▸ **WHAT YOU HAVE TO DO**: Write out every line below that includes the word "Francis".
* Begin INFORMATION GIVEN *
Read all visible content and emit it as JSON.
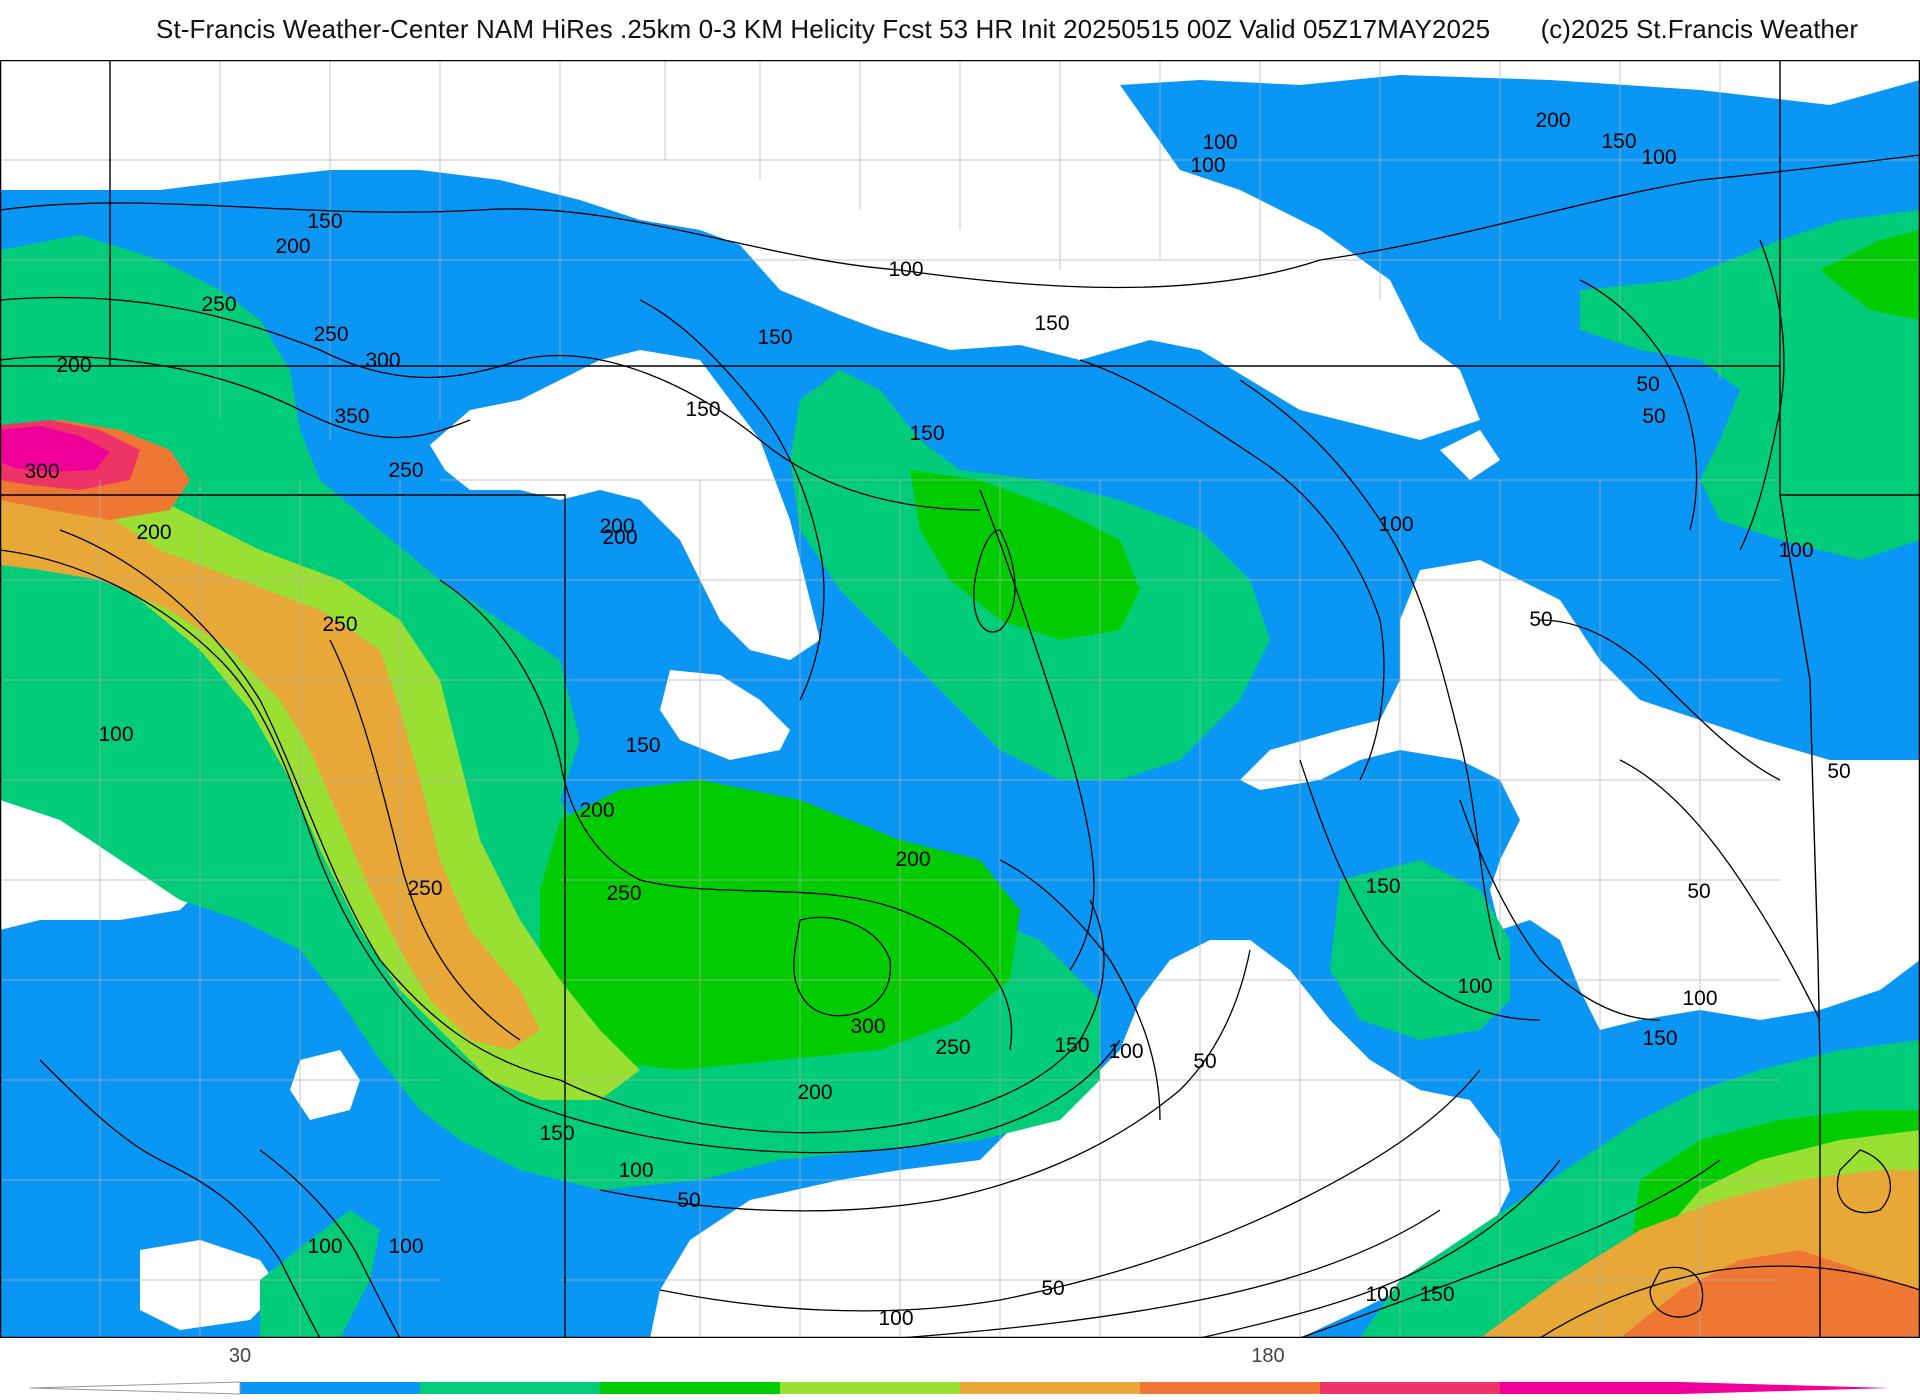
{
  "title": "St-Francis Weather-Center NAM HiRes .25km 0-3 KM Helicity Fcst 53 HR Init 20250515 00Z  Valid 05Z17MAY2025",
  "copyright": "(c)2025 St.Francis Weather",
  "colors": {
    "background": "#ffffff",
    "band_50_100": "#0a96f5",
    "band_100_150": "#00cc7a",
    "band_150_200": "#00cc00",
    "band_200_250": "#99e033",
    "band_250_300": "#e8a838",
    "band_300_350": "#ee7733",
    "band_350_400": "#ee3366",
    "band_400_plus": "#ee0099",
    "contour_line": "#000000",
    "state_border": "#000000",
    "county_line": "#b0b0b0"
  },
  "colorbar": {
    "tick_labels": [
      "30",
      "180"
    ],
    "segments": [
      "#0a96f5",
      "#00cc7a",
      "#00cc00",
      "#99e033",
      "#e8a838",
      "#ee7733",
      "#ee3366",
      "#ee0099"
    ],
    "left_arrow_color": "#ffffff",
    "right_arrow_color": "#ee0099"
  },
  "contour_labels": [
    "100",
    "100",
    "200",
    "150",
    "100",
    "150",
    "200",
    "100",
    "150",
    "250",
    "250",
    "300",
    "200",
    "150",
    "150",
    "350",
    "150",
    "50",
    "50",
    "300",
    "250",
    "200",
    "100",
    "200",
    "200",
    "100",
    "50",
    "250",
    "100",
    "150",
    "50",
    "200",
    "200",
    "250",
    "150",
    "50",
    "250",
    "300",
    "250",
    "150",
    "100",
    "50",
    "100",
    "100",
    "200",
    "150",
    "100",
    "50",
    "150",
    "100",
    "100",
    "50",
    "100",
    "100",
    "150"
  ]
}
* End INFORMATION GIVEN *
▸ **SOLUTION BELOW**:
  "title": "St-Francis Weather-Center NAM HiRes .25km 0-3 KM Helicity Fcst 53 HR Init 20250515 00Z  Valid 05Z17MAY2025",
  "copyright": "(c)2025 St.Francis Weather",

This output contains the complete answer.